--- start of Document ---
The main contribution of this paper is concluded as follows.

The dynamic model of the tower crane system with double-pendulum and spherical-pendulum effects is established, which provides a model for realizing positioning and sway reduction control.

The proposed controller is simple; therefore, it is easy to be implemented in practical applications.

This paper is organized as follows. The dynamics of tower crane systems with double-pendulum and spherical-pendulum effects are described in section “Dynamic model of tower crane systems with double-pendulum and spherical-pendulum effects.” In section “Energy-based controller with hook and payload sway reduction,” energy-based controller with hook/payload swing suppression and elimination is designed. In section “Stability analysis,” stability analysis is provided. Simulation results are given to show the superior control performance of the proposed controller in section “Simulation results and analysis.” Section “Conclusion” gives some concluding remarks.

Dynamic model of tower crane systems with double-pendulum and spherical-pendulum effects

In this section, the dynamic model of the tower crane system with double-pendulum effects is established. Figure 1 gives the schematic diagram of tower crane systems with double-pendulum effects. As can be seen from Figure 1, the position vectors of the trolley, the hook, and the payload can be obtained as

p_{M} = {[x 0 0]}^{T}

(1)

p_{h} = {[x + l_{1} S_{1} C_{2} l_{1} S_{2} l_{1} C_{1} C_{2}]}^{T}

(2)

p_{m} = {[x + l_{1} S_{1} C_{2} + l_{2} S_{3} C_{4} l_{1} S_{2} + l_{2} S_{4} l_{1} C_{1} C_{2} + l_{2} C_{3} C_{4}]}^{T}

(3)
--- end of Document ---
→ Problem description
Reproduce the passage of the tower crane text between "The main contribution" and "sway reduction control.", inclusive.
--- start of Dataset content ---
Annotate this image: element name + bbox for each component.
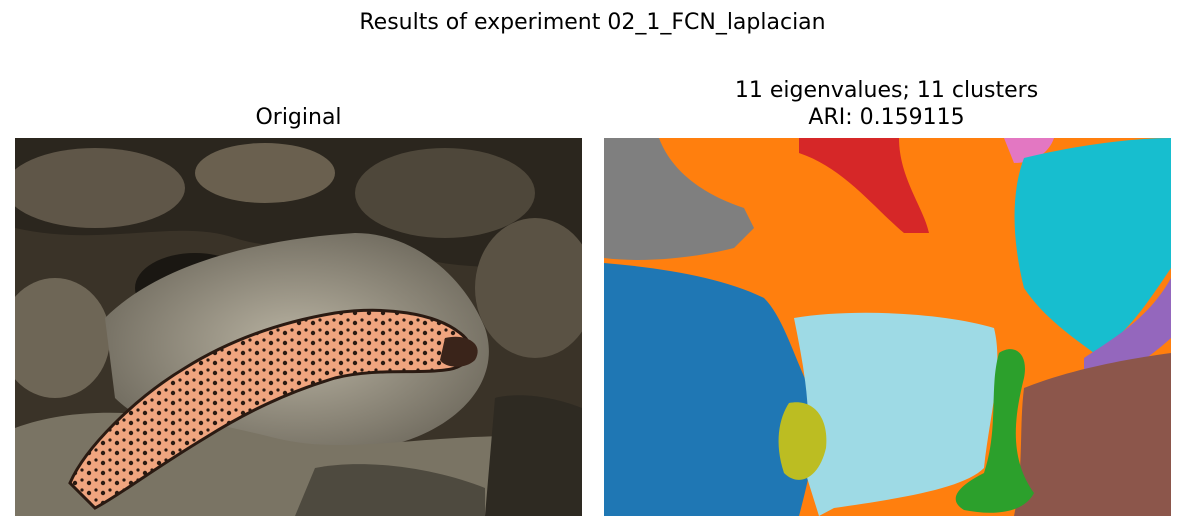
original-image (15, 138, 582, 516)
segmentation-panel-title: 11 eigenvalues; 11 clusters ARI: 0.15911… (603, 77, 1170, 131)
eigenvalues-clusters-label: 11 eigenvalues; 11 clusters (734, 78, 1039, 103)
ari-score-label: ARI: 0.159115 (808, 105, 965, 130)
cluster-map (604, 138, 1171, 516)
original-panel-title: Original (255, 105, 342, 130)
lizard-photo (15, 138, 582, 516)
figure-title: Results of experiment 02_1_FCN_laplacian (359, 10, 826, 35)
segmentation-image (604, 138, 1171, 516)
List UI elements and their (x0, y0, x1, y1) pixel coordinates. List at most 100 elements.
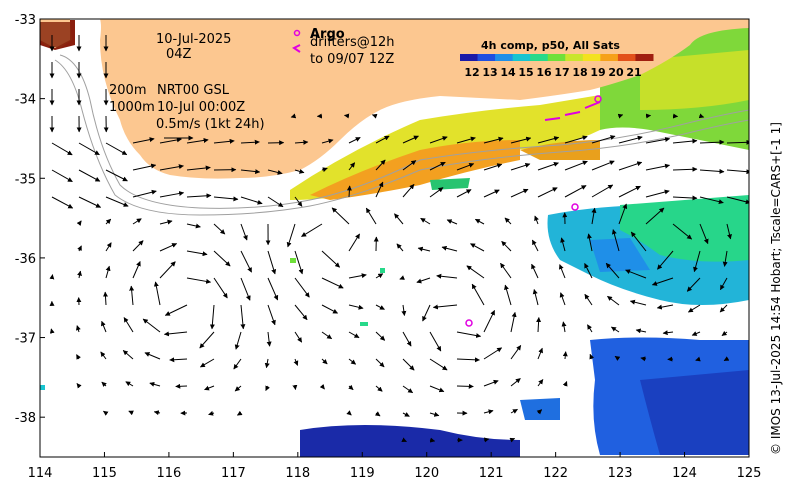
current-vector (105, 218, 112, 225)
current-vector (234, 385, 242, 392)
current-vector (456, 162, 475, 171)
current-vector (100, 351, 107, 360)
current-vector (726, 223, 732, 240)
current-vector (153, 410, 161, 416)
current-vector (726, 196, 749, 205)
current-vector (500, 262, 512, 279)
current-vector (402, 183, 415, 198)
current-vector (559, 264, 566, 279)
current-vector (51, 142, 73, 156)
drifter-legend-label: drifters@12h (310, 35, 395, 50)
current-vector (532, 288, 539, 306)
current-vector (159, 191, 185, 198)
colorbar-segment (460, 54, 479, 61)
current-vector (584, 263, 593, 279)
current-vector (436, 273, 458, 279)
current-vector (470, 243, 485, 252)
current-vector (611, 326, 620, 333)
current-vector (456, 331, 482, 338)
colorbar-tick: 17 (554, 66, 569, 79)
current-vector (402, 331, 412, 347)
current-vector (164, 304, 188, 316)
current-vector (375, 273, 384, 279)
current-vector (204, 385, 215, 391)
current-vector (483, 163, 503, 171)
current-vector (267, 277, 279, 301)
current-vector (672, 223, 693, 240)
colorbar-tick: 15 (518, 66, 533, 79)
drifter-tracks (544, 101, 601, 121)
current-vector (396, 243, 404, 252)
current-vector (401, 437, 407, 442)
y-tick-label: -33 (15, 13, 36, 28)
current-vector (213, 277, 228, 299)
current-vector (75, 325, 81, 333)
current-vector (132, 218, 142, 225)
current-vector (537, 136, 560, 144)
current-vector (562, 381, 568, 387)
current-vector (562, 351, 568, 360)
current-vector (591, 184, 614, 198)
current-vector (394, 213, 404, 225)
current-vector (200, 358, 215, 368)
current-vector (432, 304, 458, 310)
current-vector (537, 379, 544, 387)
current-vector (375, 304, 385, 310)
current-vector (651, 277, 674, 286)
current-vector (132, 261, 141, 279)
colorbar-segment (617, 54, 636, 61)
current-vector (564, 185, 587, 198)
current-vector (399, 275, 405, 280)
x-tick-labels: 114 115 116 117 118 119 120 121 122 123 124 125 (28, 466, 762, 481)
current-vector (209, 304, 215, 330)
current-vector (726, 139, 749, 145)
colorbar-tick: 18 (572, 66, 587, 79)
current-vector (290, 113, 297, 119)
current-vector (618, 203, 628, 225)
depth-1000-label: 1000m (109, 100, 155, 115)
current-vector (240, 277, 251, 301)
colorbar-segment (600, 54, 619, 61)
current-vector (348, 304, 364, 310)
x-tick-label: 115 (92, 466, 117, 481)
current-vector (560, 237, 566, 252)
current-vector (531, 263, 539, 279)
product-time-label: 10-Jul 00:00Z (157, 100, 245, 115)
current-vector (132, 163, 157, 171)
current-vector (630, 231, 647, 252)
current-vector (240, 304, 246, 330)
current-vector (267, 304, 276, 326)
current-vector (159, 137, 182, 144)
current-vector (429, 411, 440, 417)
x-tick-label: 117 (221, 466, 246, 481)
current-vector (726, 169, 749, 175)
colorbar-tick: 13 (482, 66, 497, 79)
current-vector (78, 142, 100, 156)
current-vector (584, 293, 593, 306)
current-vector (294, 277, 310, 298)
colorbar-segment (530, 54, 549, 61)
x-tick-label: 125 (737, 466, 762, 481)
current-vectors (49, 34, 749, 443)
colorbar-segment (582, 54, 601, 61)
current-vector (375, 385, 383, 392)
current-vector (693, 250, 701, 273)
current-vector (483, 347, 503, 360)
current-vector (429, 358, 448, 371)
current-vector (504, 217, 512, 225)
current-vector (77, 245, 82, 252)
current-vector (76, 383, 82, 389)
current-vector (723, 356, 730, 362)
current-vector (343, 113, 350, 119)
current-vector (645, 137, 671, 144)
current-vector (589, 353, 595, 360)
current-vector (294, 139, 309, 145)
current-vector (375, 358, 385, 368)
argo-legend-icon (293, 29, 301, 37)
current-vector (294, 168, 305, 174)
x-tick-label: 116 (156, 466, 181, 481)
current-vector (537, 347, 543, 360)
current-vector (699, 168, 725, 174)
colorbar (460, 54, 654, 61)
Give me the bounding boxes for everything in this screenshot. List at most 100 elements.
--- end of Dataset content ---
→ Answer
The main contribution of this paper is concluded as follows.

The dynamic model of the tower crane system with double-pendulum and spherical-pendulum effects is established, which provides a model for realizing positioning and sway reduction control.